[Goal] Identify the lines that contain the string "highlight", then copy each of them.
-- Start of Given records --
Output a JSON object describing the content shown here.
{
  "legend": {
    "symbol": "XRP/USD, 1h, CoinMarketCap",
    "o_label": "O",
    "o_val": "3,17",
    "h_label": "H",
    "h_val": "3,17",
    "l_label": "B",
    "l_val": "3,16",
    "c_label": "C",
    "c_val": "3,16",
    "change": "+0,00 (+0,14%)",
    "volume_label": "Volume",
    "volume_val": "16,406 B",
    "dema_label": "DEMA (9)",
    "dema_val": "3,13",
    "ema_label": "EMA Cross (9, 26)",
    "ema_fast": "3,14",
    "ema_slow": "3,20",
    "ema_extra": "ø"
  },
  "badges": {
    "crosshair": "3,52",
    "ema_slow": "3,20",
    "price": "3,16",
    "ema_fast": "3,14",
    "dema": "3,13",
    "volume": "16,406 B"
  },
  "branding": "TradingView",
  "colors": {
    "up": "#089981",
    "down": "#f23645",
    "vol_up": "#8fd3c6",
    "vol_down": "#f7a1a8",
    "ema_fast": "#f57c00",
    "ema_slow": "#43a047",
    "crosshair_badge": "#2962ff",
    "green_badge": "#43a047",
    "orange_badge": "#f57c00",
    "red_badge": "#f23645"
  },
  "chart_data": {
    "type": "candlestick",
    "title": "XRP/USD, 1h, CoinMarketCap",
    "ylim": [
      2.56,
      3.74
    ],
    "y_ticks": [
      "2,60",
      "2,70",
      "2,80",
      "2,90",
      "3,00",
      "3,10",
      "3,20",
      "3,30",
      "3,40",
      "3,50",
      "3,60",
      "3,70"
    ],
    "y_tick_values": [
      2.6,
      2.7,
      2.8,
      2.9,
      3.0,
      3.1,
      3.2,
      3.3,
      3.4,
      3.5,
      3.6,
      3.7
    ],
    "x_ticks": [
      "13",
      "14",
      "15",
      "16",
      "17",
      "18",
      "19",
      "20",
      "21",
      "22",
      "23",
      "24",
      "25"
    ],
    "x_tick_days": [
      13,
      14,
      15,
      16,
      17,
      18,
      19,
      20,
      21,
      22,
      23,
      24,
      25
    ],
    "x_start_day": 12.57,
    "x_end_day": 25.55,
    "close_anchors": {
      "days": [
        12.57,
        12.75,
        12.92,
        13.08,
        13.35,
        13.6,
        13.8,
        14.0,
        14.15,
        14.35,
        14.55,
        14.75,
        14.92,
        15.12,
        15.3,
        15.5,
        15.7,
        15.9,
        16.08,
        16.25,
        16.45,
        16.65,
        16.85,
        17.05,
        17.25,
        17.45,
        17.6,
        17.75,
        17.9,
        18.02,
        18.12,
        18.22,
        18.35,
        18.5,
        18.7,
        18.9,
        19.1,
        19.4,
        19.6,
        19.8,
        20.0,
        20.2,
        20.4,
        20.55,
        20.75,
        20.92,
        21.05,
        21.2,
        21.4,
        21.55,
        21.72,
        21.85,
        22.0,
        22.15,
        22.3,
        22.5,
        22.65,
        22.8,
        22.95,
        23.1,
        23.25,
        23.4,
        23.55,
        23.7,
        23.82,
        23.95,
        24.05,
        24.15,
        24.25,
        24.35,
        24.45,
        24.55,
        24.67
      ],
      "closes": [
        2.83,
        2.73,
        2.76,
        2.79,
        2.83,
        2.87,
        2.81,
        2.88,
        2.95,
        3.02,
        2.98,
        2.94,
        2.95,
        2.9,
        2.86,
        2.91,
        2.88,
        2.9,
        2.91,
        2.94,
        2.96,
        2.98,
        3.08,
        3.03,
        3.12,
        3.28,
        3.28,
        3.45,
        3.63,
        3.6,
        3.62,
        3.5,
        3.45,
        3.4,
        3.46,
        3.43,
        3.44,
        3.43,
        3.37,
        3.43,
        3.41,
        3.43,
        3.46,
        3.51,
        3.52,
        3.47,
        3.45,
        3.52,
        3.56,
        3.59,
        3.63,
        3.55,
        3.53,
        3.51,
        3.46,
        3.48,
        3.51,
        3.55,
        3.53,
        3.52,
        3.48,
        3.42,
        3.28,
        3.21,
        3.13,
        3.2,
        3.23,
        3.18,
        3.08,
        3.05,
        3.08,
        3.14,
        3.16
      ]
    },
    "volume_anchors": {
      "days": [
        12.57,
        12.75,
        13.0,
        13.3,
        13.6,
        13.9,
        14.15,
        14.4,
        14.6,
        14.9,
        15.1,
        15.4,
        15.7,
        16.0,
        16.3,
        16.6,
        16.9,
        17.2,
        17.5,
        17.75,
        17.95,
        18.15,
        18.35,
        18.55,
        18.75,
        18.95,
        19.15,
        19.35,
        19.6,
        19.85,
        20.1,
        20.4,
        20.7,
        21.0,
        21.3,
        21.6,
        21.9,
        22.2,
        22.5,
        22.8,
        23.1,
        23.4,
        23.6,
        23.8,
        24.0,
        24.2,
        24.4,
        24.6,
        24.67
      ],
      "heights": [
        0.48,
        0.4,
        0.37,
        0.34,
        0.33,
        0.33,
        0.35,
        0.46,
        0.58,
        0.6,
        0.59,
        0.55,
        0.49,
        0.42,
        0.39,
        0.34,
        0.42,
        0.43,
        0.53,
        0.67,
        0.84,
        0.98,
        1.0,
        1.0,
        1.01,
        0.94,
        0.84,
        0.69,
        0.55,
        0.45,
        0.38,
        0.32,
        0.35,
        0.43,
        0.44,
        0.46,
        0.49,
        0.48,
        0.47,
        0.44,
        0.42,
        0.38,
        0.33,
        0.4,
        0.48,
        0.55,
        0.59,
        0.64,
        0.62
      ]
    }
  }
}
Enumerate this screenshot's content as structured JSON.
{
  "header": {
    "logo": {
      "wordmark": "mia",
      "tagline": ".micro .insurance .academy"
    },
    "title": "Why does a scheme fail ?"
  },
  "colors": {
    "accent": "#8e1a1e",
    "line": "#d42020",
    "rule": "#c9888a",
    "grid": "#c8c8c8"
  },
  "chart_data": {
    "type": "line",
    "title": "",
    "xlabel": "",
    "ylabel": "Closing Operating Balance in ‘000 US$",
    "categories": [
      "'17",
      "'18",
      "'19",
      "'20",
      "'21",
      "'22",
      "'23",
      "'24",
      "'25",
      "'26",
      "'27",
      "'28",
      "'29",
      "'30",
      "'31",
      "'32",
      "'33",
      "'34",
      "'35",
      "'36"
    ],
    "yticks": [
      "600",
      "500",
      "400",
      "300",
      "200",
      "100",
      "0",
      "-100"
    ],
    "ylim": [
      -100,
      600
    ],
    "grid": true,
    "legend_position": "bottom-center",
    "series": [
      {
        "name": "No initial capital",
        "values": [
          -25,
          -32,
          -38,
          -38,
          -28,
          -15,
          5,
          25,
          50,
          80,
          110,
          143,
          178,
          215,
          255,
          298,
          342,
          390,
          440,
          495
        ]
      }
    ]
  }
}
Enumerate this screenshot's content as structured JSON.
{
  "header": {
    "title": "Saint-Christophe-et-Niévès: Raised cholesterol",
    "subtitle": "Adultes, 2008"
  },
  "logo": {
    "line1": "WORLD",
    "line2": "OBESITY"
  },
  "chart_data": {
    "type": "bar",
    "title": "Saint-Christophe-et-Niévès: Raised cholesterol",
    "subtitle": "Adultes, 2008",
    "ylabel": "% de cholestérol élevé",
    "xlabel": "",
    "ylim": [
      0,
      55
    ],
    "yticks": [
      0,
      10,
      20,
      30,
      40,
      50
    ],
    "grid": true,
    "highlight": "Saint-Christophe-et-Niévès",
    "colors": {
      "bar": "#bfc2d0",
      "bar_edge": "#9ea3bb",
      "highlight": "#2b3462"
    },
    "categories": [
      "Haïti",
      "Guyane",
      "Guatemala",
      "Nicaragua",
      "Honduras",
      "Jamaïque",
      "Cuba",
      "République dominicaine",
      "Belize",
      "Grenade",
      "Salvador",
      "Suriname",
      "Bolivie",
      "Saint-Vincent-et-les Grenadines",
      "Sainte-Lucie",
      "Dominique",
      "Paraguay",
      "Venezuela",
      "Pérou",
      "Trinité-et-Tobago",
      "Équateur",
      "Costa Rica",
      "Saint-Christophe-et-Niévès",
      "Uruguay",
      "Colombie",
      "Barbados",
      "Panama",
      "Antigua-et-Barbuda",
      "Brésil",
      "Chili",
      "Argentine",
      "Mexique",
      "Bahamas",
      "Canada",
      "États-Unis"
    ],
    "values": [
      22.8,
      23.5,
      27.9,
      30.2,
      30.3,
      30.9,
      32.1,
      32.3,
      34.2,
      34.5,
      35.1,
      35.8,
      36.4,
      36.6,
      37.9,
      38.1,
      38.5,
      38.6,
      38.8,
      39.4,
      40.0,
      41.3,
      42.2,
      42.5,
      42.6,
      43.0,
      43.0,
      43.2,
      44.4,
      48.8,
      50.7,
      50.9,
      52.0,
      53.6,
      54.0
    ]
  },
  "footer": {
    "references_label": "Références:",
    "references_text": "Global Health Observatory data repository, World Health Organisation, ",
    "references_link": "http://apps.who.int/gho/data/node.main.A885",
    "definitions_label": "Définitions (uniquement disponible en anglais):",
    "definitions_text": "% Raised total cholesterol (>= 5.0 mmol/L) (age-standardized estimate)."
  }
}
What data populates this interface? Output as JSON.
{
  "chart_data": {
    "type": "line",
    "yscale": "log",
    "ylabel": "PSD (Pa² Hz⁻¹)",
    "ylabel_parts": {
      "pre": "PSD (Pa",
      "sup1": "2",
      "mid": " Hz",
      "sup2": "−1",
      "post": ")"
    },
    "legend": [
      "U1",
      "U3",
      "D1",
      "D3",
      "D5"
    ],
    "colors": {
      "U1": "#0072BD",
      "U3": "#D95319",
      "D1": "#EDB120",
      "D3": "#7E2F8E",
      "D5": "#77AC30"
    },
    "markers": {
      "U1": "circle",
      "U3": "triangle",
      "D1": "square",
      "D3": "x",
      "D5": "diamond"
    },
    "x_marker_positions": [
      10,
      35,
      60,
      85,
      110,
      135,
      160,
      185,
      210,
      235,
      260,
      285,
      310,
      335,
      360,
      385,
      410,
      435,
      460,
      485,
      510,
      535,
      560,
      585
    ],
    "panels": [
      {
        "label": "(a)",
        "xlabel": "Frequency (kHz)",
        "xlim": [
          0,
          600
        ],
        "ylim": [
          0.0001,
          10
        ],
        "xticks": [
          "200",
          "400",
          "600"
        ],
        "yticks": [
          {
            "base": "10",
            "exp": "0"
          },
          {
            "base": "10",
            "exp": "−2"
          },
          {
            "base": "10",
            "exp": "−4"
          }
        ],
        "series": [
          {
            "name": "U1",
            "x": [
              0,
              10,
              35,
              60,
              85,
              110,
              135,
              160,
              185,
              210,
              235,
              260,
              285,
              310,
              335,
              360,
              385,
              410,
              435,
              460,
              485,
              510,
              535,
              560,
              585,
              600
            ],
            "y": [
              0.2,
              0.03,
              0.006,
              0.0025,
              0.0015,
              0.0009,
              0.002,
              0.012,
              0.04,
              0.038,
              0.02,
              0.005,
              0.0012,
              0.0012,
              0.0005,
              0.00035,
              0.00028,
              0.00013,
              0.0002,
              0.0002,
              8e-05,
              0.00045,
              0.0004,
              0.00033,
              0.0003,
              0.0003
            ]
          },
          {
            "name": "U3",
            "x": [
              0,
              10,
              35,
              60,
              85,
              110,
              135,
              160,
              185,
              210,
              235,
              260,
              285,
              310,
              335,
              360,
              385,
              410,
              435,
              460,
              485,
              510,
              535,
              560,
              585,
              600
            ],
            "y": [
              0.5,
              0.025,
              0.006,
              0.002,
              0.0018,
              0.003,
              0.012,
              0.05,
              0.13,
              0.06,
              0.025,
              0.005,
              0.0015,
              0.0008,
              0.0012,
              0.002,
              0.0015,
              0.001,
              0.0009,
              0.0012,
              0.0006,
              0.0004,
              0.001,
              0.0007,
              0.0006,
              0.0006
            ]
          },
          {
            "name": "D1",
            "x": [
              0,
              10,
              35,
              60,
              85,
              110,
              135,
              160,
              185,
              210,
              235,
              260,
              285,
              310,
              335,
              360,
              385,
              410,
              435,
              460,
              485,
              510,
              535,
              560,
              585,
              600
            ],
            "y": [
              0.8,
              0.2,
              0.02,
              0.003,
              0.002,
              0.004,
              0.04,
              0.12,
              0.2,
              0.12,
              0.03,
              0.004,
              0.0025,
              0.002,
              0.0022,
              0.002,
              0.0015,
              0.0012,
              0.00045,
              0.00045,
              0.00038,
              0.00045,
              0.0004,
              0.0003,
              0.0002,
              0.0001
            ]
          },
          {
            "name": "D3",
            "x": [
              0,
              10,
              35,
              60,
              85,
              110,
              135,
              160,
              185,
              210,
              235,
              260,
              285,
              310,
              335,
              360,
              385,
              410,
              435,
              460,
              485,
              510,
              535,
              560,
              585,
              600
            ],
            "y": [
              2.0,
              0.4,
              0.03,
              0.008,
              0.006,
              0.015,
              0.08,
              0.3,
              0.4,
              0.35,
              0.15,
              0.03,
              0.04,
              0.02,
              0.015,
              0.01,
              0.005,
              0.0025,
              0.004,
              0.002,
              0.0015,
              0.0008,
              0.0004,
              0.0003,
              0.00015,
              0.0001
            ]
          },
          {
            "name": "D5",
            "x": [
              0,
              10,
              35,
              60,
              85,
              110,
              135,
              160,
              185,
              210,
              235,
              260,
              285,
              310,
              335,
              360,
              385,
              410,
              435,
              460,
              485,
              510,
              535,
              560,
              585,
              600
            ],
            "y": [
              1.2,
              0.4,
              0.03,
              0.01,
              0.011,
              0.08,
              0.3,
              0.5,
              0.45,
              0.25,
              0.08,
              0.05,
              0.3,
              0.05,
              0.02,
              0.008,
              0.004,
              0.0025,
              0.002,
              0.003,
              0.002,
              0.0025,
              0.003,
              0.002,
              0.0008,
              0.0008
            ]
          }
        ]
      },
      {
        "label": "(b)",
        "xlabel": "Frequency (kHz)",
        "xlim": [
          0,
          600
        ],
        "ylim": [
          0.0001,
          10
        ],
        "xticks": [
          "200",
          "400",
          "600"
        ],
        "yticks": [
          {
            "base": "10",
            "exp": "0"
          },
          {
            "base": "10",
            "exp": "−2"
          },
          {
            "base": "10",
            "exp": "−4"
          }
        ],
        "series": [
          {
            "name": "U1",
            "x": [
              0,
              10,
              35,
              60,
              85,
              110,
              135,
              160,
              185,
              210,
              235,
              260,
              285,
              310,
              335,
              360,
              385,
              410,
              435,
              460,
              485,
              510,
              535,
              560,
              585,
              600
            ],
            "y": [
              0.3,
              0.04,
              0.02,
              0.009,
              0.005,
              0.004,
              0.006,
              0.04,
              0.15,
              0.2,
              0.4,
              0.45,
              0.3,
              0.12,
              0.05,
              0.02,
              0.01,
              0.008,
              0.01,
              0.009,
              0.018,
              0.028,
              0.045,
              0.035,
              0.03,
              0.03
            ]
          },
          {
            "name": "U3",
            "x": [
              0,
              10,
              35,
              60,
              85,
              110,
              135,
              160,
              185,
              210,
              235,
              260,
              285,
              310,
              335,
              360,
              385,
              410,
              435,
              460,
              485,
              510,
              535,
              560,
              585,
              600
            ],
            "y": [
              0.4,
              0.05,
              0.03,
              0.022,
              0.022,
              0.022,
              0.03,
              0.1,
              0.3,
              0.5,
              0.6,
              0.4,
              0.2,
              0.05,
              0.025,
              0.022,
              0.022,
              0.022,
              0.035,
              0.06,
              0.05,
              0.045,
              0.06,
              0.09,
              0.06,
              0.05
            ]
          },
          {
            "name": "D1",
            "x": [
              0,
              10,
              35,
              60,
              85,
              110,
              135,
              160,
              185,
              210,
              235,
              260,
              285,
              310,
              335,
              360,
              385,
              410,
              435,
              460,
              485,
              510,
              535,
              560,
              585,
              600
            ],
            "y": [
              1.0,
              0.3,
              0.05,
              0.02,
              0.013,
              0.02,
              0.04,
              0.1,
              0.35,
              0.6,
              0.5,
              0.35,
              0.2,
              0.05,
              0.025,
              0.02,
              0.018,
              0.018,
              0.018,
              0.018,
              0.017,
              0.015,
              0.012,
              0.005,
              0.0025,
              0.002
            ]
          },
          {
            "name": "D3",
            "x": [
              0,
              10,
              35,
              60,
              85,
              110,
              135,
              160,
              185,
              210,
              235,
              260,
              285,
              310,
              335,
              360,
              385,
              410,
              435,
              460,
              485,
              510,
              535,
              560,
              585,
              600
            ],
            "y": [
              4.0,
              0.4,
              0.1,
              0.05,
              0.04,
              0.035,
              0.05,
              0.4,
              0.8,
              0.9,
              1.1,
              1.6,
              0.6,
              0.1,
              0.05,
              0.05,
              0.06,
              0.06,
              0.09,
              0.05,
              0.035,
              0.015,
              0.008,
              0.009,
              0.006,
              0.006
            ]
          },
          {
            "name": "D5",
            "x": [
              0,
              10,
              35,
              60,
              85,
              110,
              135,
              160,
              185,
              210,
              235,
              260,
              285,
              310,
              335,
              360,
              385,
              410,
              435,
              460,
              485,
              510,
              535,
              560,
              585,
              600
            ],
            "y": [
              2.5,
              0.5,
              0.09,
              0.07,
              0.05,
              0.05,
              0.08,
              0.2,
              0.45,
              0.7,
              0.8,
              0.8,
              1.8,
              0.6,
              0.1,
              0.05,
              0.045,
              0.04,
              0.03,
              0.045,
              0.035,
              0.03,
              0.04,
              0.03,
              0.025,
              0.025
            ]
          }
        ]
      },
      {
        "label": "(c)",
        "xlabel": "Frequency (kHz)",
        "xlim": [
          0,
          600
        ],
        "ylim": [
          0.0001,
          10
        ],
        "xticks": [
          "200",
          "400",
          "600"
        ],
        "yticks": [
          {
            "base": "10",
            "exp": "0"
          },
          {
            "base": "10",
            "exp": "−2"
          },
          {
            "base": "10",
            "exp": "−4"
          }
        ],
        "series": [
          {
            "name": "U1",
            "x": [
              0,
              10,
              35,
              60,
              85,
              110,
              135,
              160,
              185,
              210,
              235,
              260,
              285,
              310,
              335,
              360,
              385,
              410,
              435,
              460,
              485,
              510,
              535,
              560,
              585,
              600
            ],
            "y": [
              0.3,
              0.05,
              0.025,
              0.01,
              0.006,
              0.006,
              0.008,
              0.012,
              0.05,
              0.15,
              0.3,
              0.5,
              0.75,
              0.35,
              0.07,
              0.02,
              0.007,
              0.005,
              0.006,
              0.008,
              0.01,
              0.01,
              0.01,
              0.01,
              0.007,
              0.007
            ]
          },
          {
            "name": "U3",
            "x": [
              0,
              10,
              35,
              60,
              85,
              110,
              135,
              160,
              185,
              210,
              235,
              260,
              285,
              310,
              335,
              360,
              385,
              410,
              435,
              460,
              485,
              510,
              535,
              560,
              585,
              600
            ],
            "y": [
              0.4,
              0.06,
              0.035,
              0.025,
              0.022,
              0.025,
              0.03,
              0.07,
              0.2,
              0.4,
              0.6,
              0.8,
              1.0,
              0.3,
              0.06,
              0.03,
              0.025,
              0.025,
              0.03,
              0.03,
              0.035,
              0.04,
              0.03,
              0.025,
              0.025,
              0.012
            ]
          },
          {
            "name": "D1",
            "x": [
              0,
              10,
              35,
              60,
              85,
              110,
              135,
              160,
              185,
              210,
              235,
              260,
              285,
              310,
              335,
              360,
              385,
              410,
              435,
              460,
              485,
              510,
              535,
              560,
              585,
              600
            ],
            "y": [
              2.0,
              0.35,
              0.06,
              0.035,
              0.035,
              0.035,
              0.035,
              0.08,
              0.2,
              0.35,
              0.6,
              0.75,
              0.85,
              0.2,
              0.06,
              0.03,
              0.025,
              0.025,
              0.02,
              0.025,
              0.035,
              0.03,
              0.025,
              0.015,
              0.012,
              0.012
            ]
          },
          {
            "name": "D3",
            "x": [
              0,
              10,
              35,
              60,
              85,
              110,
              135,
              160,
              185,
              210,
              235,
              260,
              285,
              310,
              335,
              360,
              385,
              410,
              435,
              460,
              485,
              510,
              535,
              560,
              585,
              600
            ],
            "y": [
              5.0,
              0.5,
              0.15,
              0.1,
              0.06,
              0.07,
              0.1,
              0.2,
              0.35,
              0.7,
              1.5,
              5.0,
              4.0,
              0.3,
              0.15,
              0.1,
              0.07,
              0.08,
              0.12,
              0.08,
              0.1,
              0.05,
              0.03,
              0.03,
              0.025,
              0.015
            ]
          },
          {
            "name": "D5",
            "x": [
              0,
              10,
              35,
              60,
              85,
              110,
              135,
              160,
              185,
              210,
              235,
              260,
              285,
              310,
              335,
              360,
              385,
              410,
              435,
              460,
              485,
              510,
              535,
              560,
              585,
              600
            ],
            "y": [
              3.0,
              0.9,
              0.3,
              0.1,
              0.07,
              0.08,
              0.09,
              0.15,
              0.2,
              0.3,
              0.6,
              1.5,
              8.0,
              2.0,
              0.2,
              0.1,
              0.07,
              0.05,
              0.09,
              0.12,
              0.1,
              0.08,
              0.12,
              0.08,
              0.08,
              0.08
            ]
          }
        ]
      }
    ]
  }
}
-- End of Given records --
[Written solution]
    "highlight": "Saint-Christophe-et-Niévès",
      "highlight": "#2b3462"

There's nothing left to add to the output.